Report every line below that holds the word "screenshot".
•••••
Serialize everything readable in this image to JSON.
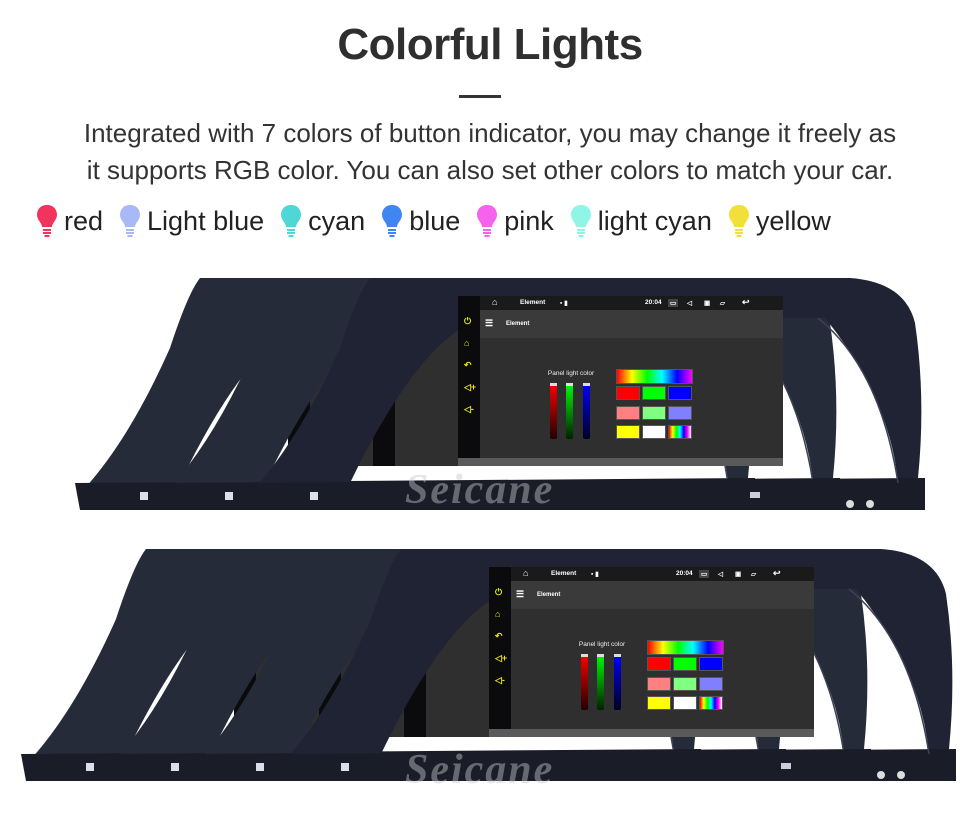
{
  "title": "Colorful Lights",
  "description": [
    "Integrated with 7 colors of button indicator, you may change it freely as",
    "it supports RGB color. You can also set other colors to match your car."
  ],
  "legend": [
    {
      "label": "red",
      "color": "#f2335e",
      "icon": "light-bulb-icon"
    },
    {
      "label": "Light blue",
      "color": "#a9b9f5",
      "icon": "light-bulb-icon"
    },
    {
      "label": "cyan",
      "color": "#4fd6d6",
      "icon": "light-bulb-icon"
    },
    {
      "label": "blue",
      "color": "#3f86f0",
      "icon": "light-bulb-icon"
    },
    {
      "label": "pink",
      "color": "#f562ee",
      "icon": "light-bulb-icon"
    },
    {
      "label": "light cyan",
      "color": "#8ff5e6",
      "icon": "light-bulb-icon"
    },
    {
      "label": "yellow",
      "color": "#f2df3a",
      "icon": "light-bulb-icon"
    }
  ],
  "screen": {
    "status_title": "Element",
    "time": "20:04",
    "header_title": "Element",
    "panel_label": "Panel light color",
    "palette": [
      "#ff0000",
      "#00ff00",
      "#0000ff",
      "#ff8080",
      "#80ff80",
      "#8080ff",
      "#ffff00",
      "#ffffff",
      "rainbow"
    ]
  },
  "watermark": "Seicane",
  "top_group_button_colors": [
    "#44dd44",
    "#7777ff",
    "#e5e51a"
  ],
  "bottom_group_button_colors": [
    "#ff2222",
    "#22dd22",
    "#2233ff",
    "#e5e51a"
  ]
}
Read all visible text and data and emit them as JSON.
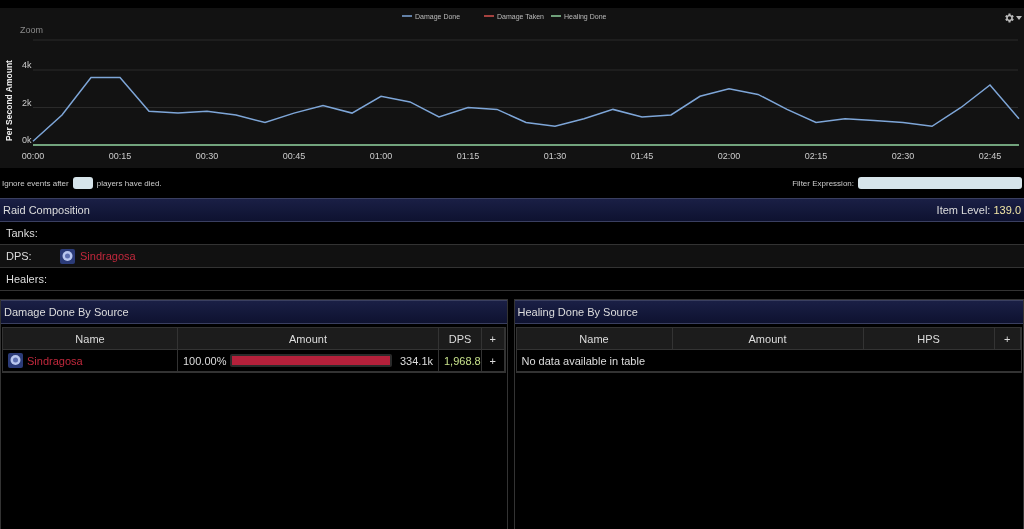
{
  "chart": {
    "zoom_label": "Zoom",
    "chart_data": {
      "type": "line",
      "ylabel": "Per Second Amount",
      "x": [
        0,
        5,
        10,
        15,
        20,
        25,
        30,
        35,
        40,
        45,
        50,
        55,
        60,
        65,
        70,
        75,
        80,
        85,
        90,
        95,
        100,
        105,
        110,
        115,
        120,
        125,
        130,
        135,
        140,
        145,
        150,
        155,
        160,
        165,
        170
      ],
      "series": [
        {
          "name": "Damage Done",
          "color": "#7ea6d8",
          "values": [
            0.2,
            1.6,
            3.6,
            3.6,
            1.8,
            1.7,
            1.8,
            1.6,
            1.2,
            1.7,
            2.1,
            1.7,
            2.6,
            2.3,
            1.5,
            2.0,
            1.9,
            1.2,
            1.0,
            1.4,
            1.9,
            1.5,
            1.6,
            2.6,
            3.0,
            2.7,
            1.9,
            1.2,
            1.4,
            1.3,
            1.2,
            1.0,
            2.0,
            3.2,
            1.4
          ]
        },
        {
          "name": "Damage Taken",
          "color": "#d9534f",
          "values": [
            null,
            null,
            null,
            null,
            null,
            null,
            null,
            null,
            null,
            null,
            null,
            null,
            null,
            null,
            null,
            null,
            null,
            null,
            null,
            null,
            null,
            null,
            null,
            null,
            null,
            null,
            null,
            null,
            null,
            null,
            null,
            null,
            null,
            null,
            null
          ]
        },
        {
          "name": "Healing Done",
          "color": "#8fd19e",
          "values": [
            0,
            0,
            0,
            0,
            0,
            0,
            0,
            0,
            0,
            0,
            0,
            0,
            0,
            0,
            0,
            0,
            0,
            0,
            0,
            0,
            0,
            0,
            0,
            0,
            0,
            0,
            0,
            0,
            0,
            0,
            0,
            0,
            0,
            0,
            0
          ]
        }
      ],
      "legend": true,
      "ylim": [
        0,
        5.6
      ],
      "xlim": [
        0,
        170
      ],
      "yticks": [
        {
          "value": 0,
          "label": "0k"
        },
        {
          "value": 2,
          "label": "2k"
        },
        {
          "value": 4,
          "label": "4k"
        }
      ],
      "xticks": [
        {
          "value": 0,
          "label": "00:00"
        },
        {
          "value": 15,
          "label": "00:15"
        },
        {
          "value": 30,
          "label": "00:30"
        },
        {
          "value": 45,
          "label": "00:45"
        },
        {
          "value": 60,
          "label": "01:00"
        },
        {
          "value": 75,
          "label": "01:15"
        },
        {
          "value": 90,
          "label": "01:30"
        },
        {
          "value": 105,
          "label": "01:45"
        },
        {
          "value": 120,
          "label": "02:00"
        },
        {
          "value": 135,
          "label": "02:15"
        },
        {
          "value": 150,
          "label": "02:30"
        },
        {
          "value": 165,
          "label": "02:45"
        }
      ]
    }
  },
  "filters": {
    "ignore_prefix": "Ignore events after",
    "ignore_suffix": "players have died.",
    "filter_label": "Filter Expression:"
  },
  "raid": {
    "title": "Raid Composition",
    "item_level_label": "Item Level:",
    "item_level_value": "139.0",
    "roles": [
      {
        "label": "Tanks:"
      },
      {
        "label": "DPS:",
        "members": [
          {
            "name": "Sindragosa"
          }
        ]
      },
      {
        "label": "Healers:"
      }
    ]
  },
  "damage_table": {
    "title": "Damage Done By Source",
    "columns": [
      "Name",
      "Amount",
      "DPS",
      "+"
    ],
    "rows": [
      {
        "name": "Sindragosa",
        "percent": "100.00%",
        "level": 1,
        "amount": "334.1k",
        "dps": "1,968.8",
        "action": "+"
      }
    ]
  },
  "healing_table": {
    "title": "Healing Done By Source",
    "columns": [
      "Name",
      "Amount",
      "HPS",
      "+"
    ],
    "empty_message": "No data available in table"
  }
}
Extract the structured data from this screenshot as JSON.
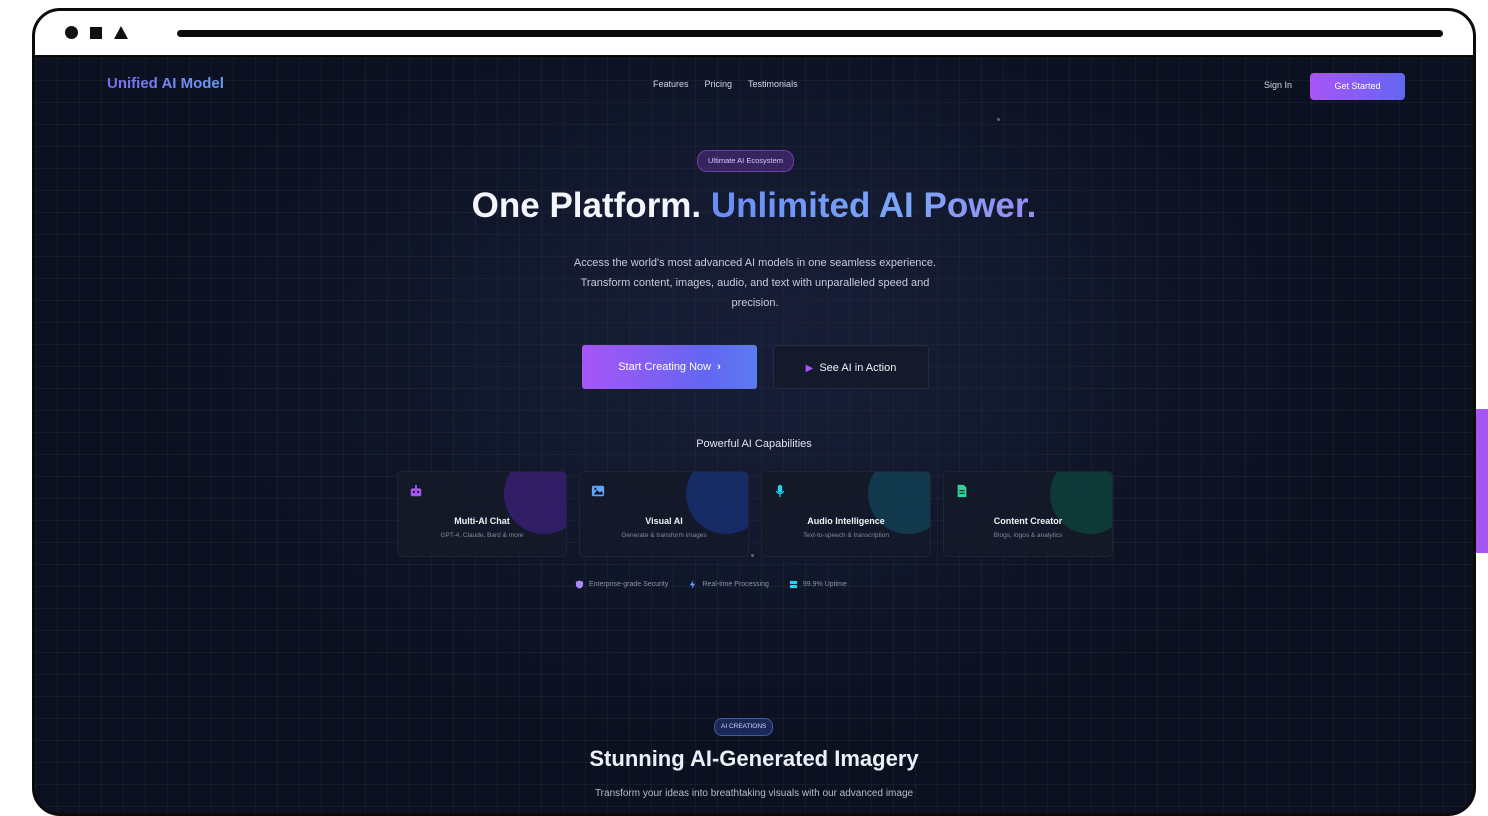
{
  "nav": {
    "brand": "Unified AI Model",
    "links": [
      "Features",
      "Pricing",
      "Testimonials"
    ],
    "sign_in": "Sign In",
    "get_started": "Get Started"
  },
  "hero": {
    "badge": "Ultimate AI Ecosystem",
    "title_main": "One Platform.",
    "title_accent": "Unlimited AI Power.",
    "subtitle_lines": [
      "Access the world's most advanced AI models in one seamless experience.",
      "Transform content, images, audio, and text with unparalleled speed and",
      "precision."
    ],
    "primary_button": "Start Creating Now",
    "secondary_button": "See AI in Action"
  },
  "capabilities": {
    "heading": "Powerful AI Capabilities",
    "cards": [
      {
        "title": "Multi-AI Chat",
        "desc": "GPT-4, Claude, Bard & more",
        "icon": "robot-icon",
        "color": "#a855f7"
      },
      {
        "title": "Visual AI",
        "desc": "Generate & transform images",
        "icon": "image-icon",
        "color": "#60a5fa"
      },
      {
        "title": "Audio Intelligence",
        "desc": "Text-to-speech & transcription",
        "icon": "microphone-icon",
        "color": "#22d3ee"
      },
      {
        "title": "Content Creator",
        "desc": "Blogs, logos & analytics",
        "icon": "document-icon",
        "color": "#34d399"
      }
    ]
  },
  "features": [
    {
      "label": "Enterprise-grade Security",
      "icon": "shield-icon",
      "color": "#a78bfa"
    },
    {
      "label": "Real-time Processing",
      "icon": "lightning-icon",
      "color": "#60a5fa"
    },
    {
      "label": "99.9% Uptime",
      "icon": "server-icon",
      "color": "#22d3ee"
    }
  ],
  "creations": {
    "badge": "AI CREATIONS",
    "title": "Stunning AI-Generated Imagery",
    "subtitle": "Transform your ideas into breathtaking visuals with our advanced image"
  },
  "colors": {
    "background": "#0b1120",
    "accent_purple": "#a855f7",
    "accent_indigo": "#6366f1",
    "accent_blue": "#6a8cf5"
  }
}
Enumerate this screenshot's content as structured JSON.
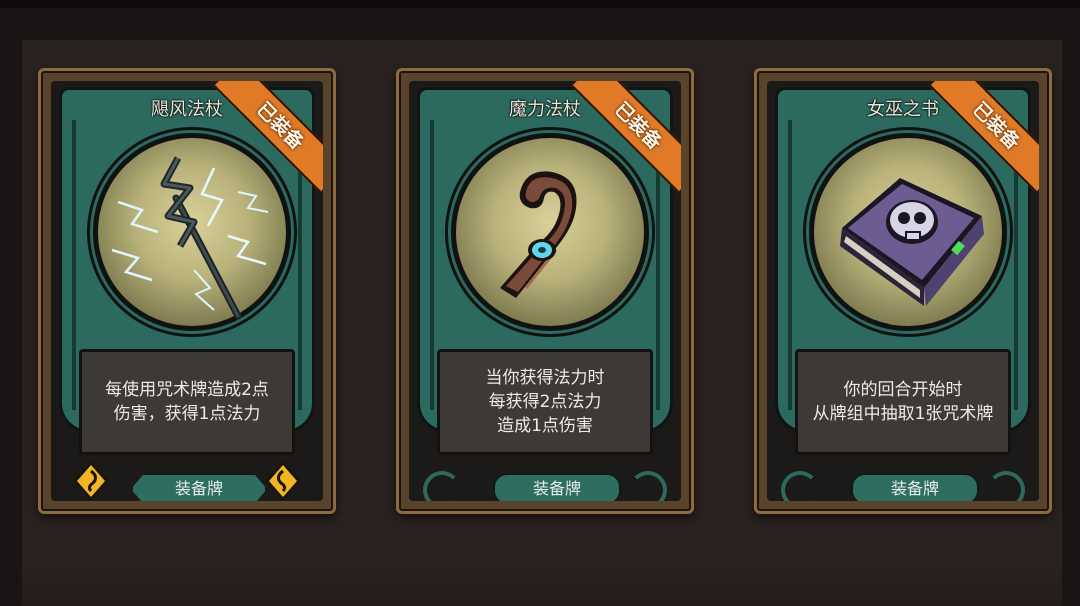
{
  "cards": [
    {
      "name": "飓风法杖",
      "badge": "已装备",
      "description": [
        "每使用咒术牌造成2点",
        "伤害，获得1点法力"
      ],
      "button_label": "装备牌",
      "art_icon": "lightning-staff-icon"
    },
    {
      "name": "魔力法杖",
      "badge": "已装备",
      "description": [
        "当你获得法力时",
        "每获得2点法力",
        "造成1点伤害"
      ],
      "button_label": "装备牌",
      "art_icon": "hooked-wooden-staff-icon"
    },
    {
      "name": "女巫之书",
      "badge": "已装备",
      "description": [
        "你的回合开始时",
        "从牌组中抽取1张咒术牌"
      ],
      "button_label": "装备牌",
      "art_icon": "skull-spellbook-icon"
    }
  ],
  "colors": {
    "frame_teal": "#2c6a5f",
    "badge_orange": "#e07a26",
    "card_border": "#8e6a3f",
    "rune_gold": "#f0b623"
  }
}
•••••
● Output of the exercise
Extract the structured data from this screenshot as JSON.
Enumerate this screenshot's content as structured JSON.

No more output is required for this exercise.